Single out the lines that include the word "pictures". Copy them.
= = = =
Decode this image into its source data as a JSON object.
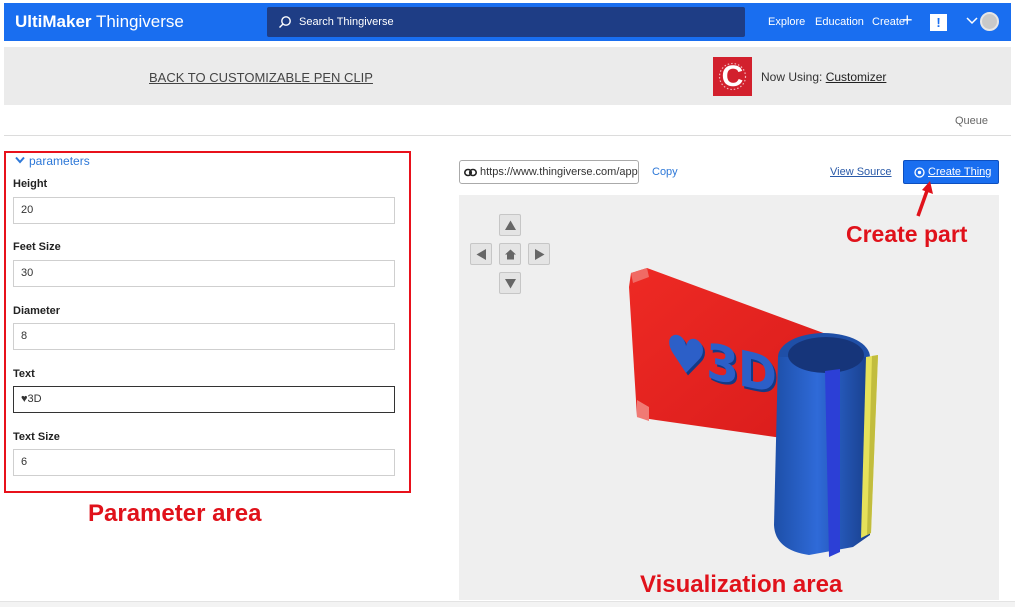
{
  "header": {
    "brand_bold": "UltiMaker",
    "brand_light": "Thingiverse",
    "search_placeholder": "Search Thingiverse",
    "nav": {
      "explore": "Explore",
      "education": "Education",
      "create": "Create"
    },
    "plus_symbol": "+",
    "notification_symbol": "!",
    "brand_color": "#196ef0"
  },
  "customizer_bar": {
    "back_link": "BACK TO CUSTOMIZABLE PEN CLIP",
    "logo_letter": "C",
    "now_using_prefix": "Now Using:",
    "now_using_app": "Customizer",
    "queue": "Queue"
  },
  "parameters": {
    "section_label": "parameters",
    "fields": [
      {
        "label": "Height",
        "value": "20"
      },
      {
        "label": "Feet Size",
        "value": "30"
      },
      {
        "label": "Diameter",
        "value": "8"
      },
      {
        "label": "Text",
        "value": "♥3D"
      },
      {
        "label": "Text Size",
        "value": "6"
      }
    ]
  },
  "toolbar": {
    "url": "https://www.thingiverse.com/app",
    "copy": "Copy",
    "view_source": "View Source",
    "create_thing": "Create Thing"
  },
  "model": {
    "text": "♥3D",
    "plate_color": "#e8201f",
    "tube_color": "#2a5fcc",
    "edge_color": "#e6e15a"
  },
  "annotations": {
    "parameter_area": "Parameter area",
    "visualization_area": "Visualization area",
    "create_part": "Create part",
    "color": "#e0121b"
  }
}
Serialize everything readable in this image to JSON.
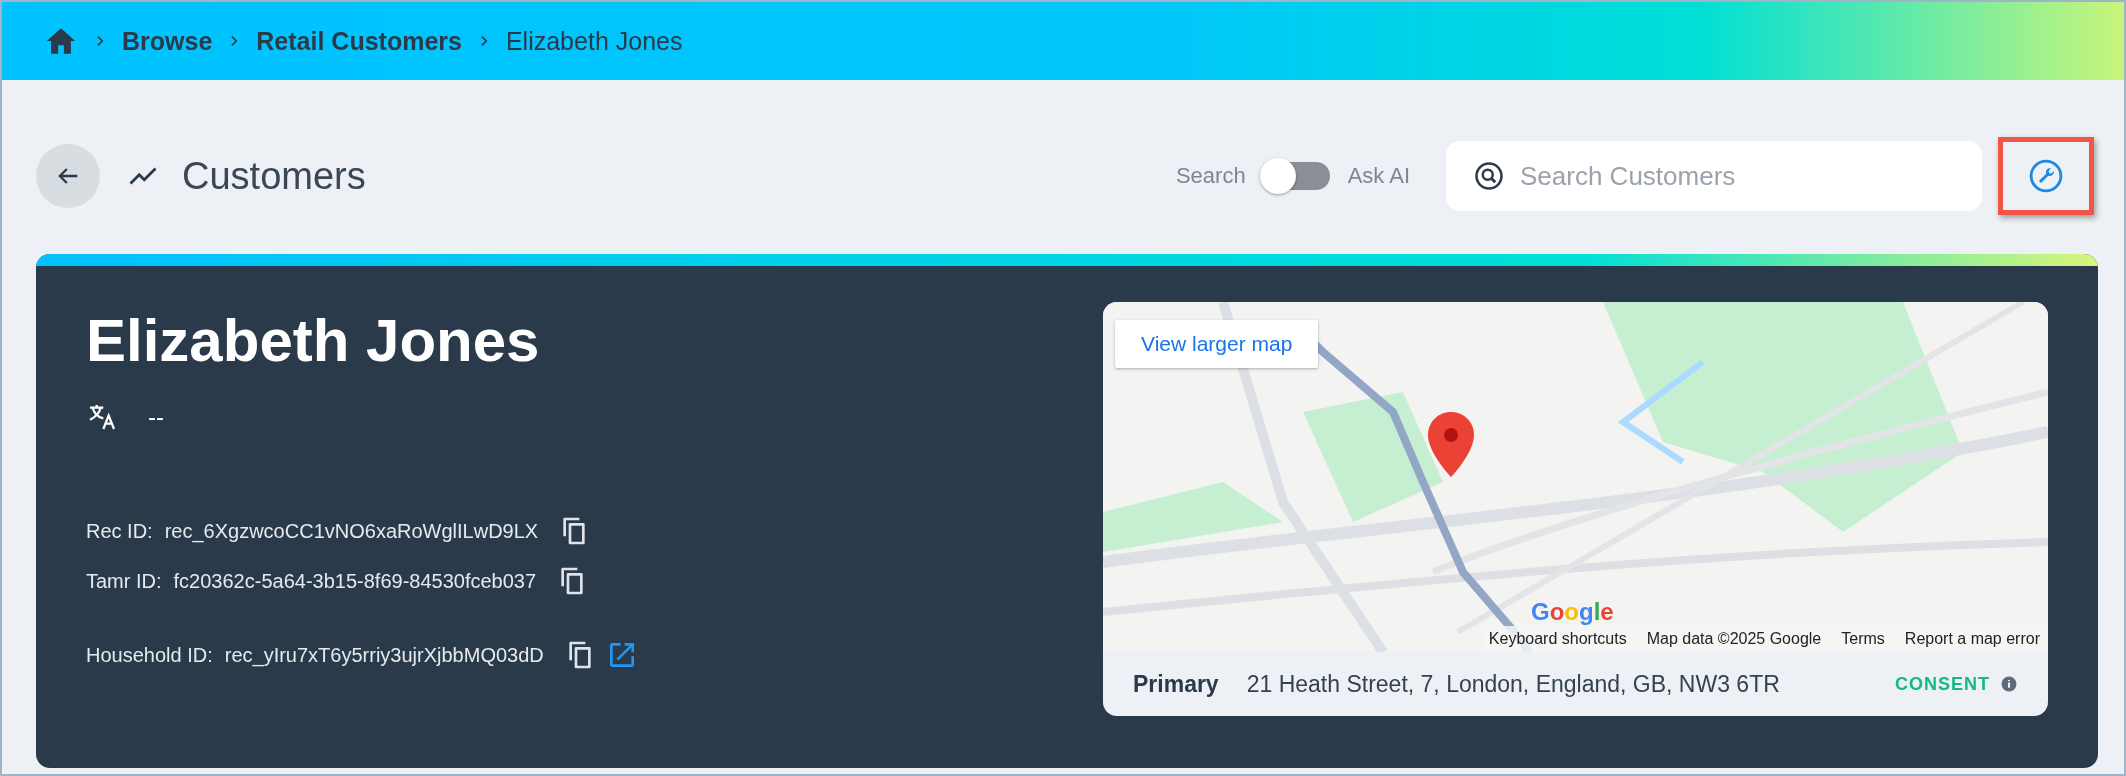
{
  "breadcrumb": [
    {
      "label": "Browse",
      "kind": "link"
    },
    {
      "label": "Retail Customers",
      "kind": "link"
    },
    {
      "label": "Elizabeth Jones",
      "kind": "current"
    }
  ],
  "header": {
    "title": "Customers",
    "mode_toggle": {
      "left_label": "Search",
      "right_label": "Ask AI",
      "on": false
    },
    "search": {
      "placeholder": "Search Customers"
    },
    "settings_button": {
      "highlighted": true
    }
  },
  "customer": {
    "name": "Elizabeth Jones",
    "language": "--",
    "id_groups": [
      [
        {
          "label": "Rec ID:",
          "value": "rec_6XgzwcoCC1vNO6xaRoWglILwD9LX",
          "open_link": false
        },
        {
          "label": "Tamr ID:",
          "value": "fc20362c-5a64-3b15-8f69-84530fceb037",
          "open_link": false
        }
      ],
      [
        {
          "label": "Household ID:",
          "value": "rec_yIru7xT6y5rriy3ujrXjbbMQ03dD",
          "open_link": true
        }
      ]
    ]
  },
  "map": {
    "view_larger": "View larger map",
    "logo": "Google",
    "attribution": [
      "Keyboard shortcuts",
      "Map data ©2025 Google",
      "Terms",
      "Report a map error"
    ],
    "address": {
      "type": "Primary",
      "text": "21 Heath Street, 7, London, England, GB, NW3 6TR",
      "consent": "CONSENT"
    }
  }
}
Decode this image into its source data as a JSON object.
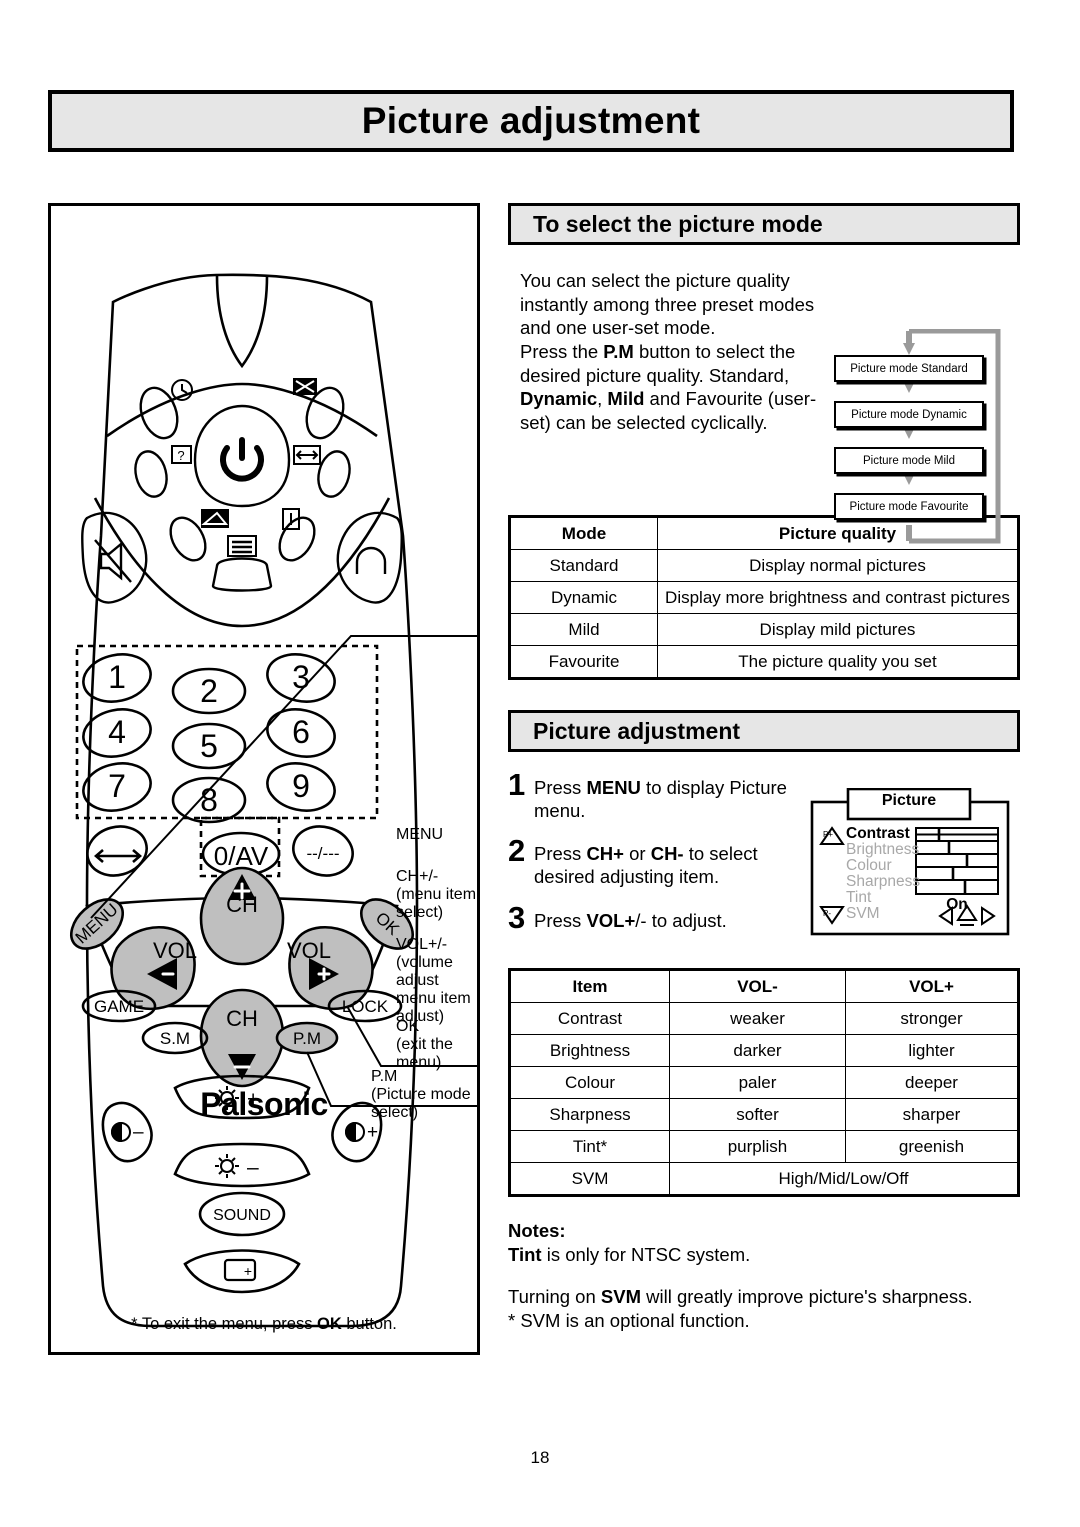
{
  "page": {
    "title": "Picture adjustment",
    "number": "18"
  },
  "left_panel": {
    "remote": {
      "brand": "Palsonic",
      "numeric_keys": [
        "1",
        "2",
        "3",
        "4",
        "5",
        "6",
        "7",
        "8",
        "9"
      ],
      "zero_key": "0/AV",
      "dash_key": "--/---",
      "menu_key": "MENU",
      "ok_key": "OK",
      "ch_up_key": "CH",
      "ch_down_key": "CH",
      "vol_left_key": "VOL",
      "vol_right_key": "VOL",
      "game_key": "GAME",
      "lock_key": "LOCK",
      "sm_key": "S.M",
      "pm_key": "P.M",
      "sound_key": "SOUND",
      "icon_keys": [
        "timer-icon",
        "mute-icon",
        "help-icon",
        "power-icon",
        "swap-icon",
        "wide-icon",
        "picture-icon",
        "headphone-icon",
        "info-icon",
        "text-icon"
      ]
    },
    "callouts": {
      "menu": "MENU",
      "ch": "CH+/-\n(menu item\nselect)",
      "vol": "VOL+/-\n(volume adjust\nmenu item adjust)",
      "ok": "OK\n(exit the menu)",
      "pm": "P.M\n(Picture mode select)"
    },
    "exit_note_prefix": "* To exit the menu, press ",
    "exit_note_bold": "OK",
    "exit_note_suffix": " button."
  },
  "select_mode_section": {
    "heading": "To select the picture mode",
    "paragraph1": "You can select the picture quality instantly among three preset modes and one user-set mode.",
    "paragraph2_parts": [
      {
        "text": "Press the ",
        "bold": false
      },
      {
        "text": "P.M",
        "bold": true
      },
      {
        "text": " button to select the desired picture quality. Standard, ",
        "bold": false
      },
      {
        "text": "Dynamic",
        "bold": true
      },
      {
        "text": ", ",
        "bold": false
      },
      {
        "text": "Mild",
        "bold": true
      },
      {
        "text": " and Favourite (user-set) can be selected cyclically.",
        "bold": false
      }
    ],
    "flow_boxes": [
      "Picture mode Standard",
      "Picture mode  Dynamic",
      "Picture mode   Mild",
      "Picture mode Favourite"
    ],
    "mode_table": {
      "headers": [
        "Mode",
        "Picture quality"
      ],
      "rows": [
        [
          "Standard",
          "Display normal pictures"
        ],
        [
          "Dynamic",
          "Display more brightness and contrast pictures"
        ],
        [
          "Mild",
          "Display mild pictures"
        ],
        [
          "Favourite",
          "The picture quality you set"
        ]
      ]
    }
  },
  "adjust_section": {
    "heading": "Picture adjustment",
    "steps": [
      {
        "num": "1",
        "parts": [
          {
            "text": "Press ",
            "bold": false
          },
          {
            "text": "MENU",
            "bold": true
          },
          {
            "text": " to display Picture menu.",
            "bold": false
          }
        ]
      },
      {
        "num": "2",
        "parts": [
          {
            "text": "Press ",
            "bold": false
          },
          {
            "text": "CH+",
            "bold": true
          },
          {
            "text": " or ",
            "bold": false
          },
          {
            "text": "CH-",
            "bold": true
          },
          {
            "text": " to select desired adjusting item.",
            "bold": false
          }
        ]
      },
      {
        "num": "3",
        "parts": [
          {
            "text": "Press ",
            "bold": false
          },
          {
            "text": "VOL+",
            "bold": true
          },
          {
            "text": "/- to adjust.",
            "bold": false
          }
        ]
      }
    ],
    "osd": {
      "title": "Picture",
      "items": [
        "Contrast",
        "Brightness",
        "Colour",
        "Sharpness",
        "Tint",
        "SVM"
      ],
      "svm_value": "On",
      "slider_positions": [
        0.28,
        0.42,
        0.62,
        0.45,
        0.6
      ],
      "up_label": "P+",
      "down_label": "P-"
    },
    "vol_table": {
      "headers": [
        "Item",
        "VOL-",
        "VOL+"
      ],
      "rows": [
        [
          "Contrast",
          "weaker",
          "stronger"
        ],
        [
          "Brightness",
          "darker",
          "lighter"
        ],
        [
          "Colour",
          "paler",
          "deeper"
        ],
        [
          "Sharpness",
          "softer",
          "sharper"
        ],
        [
          "Tint*",
          "purplish",
          "greenish"
        ]
      ],
      "svm_row": {
        "label": "SVM",
        "value": "High/Mid/Low/Off"
      }
    },
    "notes": {
      "title": "Notes:",
      "line1_parts": [
        {
          "text": "Tint",
          "bold": true
        },
        {
          "text": " is only for NTSC system.",
          "bold": false
        }
      ],
      "line2_parts": [
        {
          "text": "Turning on ",
          "bold": false
        },
        {
          "text": "SVM",
          "bold": true
        },
        {
          "text": " will greatly improve picture's sharpness.",
          "bold": false
        }
      ],
      "line3": "* SVM is an optional function."
    }
  },
  "colors": {
    "header_fill": "#e6e6e6",
    "key_fill": "#bfbfbf",
    "line": "#000000",
    "flow_arrow": "#9a9a9a"
  }
}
= = = =
* [Task response]:
          "Display normal pictures"
          "Display more brightness and contrast pictures"
          "Display mild pictures"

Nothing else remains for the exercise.